> _Task requirements_
Reproduce verbatim the passage of the Virgil setup notes starting at "Hypothetically, you have" and ending at "pretty much everything.".

> _Selected extract_
To get Virgil's virgil forecast [city] working... you'll need a ForecastIO key. To get one, head over to their API and sign up, which will give you a key. It looks something like 380xxxxxa3xxxxx17xxxxxcb9.

In your .env that you previously made

FORECAST_TOKEN="380xxxxxa3xxxxx17xxxxxcb9"

And you should be good to go.

Adding on / contributing

Hypothetically, you have Virgil up and running on your own. Now, you're wondering how to add on to him or, make him something else to work on your own.

First, figure out what term(s) and what text you expect. For instance virgil [method] [relevant text] is the format for pretty much everything.

Once you have a method, add that method to the case statement in interpreter.rb under lib. The [relevant text] is text[1..-1].join(' '). Looking at the other cases is a good idea for reference. As noted in the comments above the case statement, keep your code here concise, with most of the work going on in your module.

> _Data segment_

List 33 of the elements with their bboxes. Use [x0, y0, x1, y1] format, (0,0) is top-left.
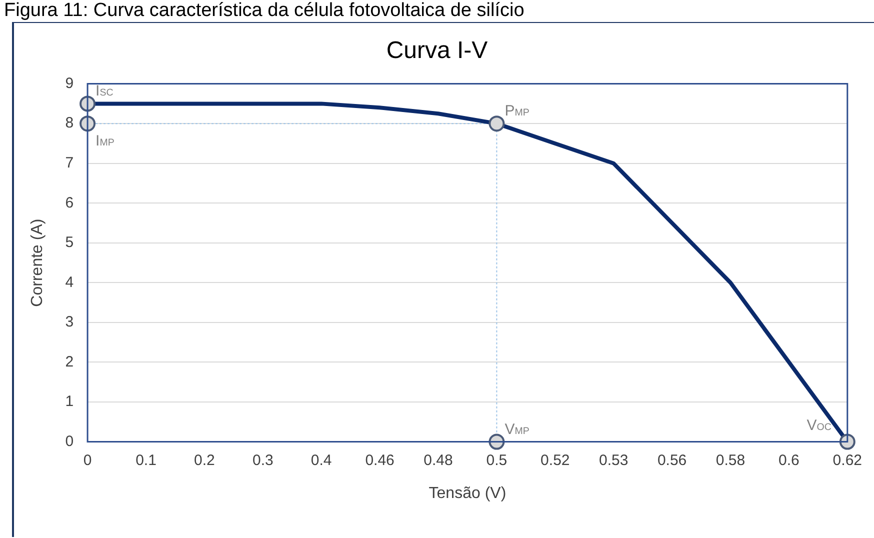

> _Solved problem_
Hypothetically, you have Virgil up and running on your own. Now, you're wondering how to add on to him or, make him something else to work on your own.

First, figure out what term(s) and what text you expect. For instance virgil [method] [relevant text] is the format for pretty much everything.